A run of records:
•••

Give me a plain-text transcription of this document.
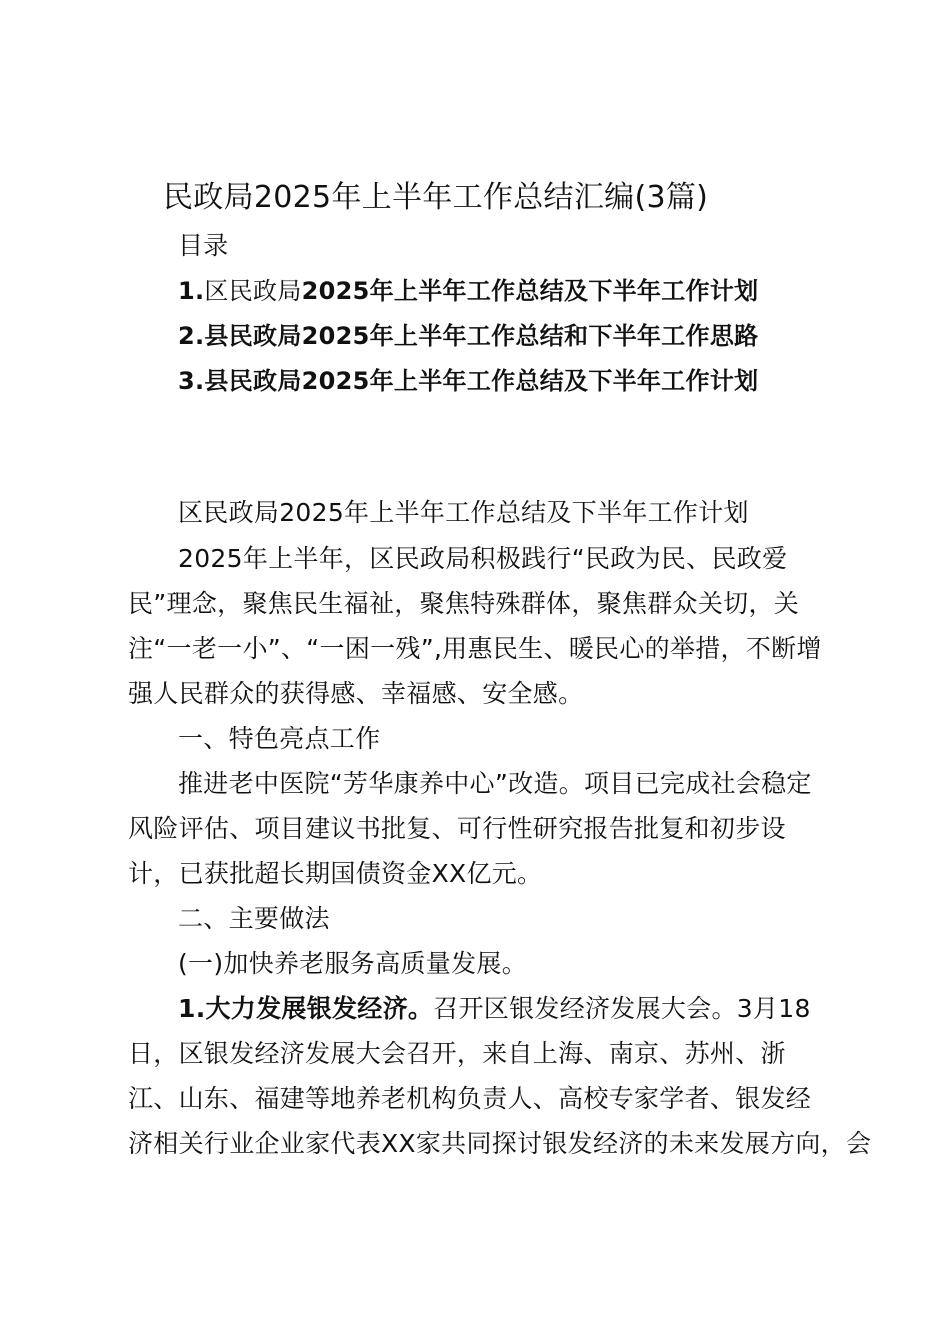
民政局2025年上半年工作总结汇编(3篇)
目录
1.区民政局2025年上半年工作总结及下半年工作计划
2.县民政局2025年上半年工作总结和下半年工作思路
3.县民政局2025年上半年工作总结及下半年工作计划
区民政局2025年上半年工作总结及下半年工作计划
2025年上半年，区民政局积极践行“民政为民、民政爱
民”理念，聚焦民生福祉，聚焦特殊群体，聚焦群众关切，关
注“一老一小”、“一困一残”,用惠民生、暖民心的举措，不断增
强人民群众的获得感、幸福感、安全感。
一、特色亮点工作
推进老中医院“芳华康养中心”改造。项目已完成社会稳定
风险评估、项目建议书批复、可行性研究报告批复和初步设
计，已获批超长期国债资金XX亿元。
二、主要做法
(一)加快养老服务高质量发展。
1.大力发展银发经济。召开区银发经济发展大会。3月18
日，区银发经济发展大会召开，来自上海、南京、苏州、浙
江、山东、福建等地养老机构负责人、高校专家学者、银发经
济相关行业企业家代表XX家共同探讨银发经济的未来发展方向，会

•••

Short problem: From the listing above, print every entry precisely and drop the pictures.

Result of the task:
Give me a plain-text transcription of this document.
民政局2025年上半年工作总结汇编(3篇)
目录
1.区民政局2025年上半年工作总结及下半年工作计划
2.县民政局2025年上半年工作总结和下半年工作思路
3.县民政局2025年上半年工作总结及下半年工作计划
区民政局2025年上半年工作总结及下半年工作计划
2025年上半年，区民政局积极践行“民政为民、民政爱
民”理念，聚焦民生福祉，聚焦特殊群体，聚焦群众关切，关
注“一老一小”、“一困一残”,用惠民生、暖民心的举措，不断增
强人民群众的获得感、幸福感、安全感。
一、特色亮点工作
推进老中医院“芳华康养中心”改造。项目已完成社会稳定
风险评估、项目建议书批复、可行性研究报告批复和初步设
计，已获批超长期国债资金XX亿元。
二、主要做法
(一)加快养老服务高质量发展。
1.大力发展银发经济。召开区银发经济发展大会。3月18
日，区银发经济发展大会召开，来自上海、南京、苏州、浙
江、山东、福建等地养老机构负责人、高校专家学者、银发经
济相关行业企业家代表XX家共同探讨银发经济的未来发展方向，会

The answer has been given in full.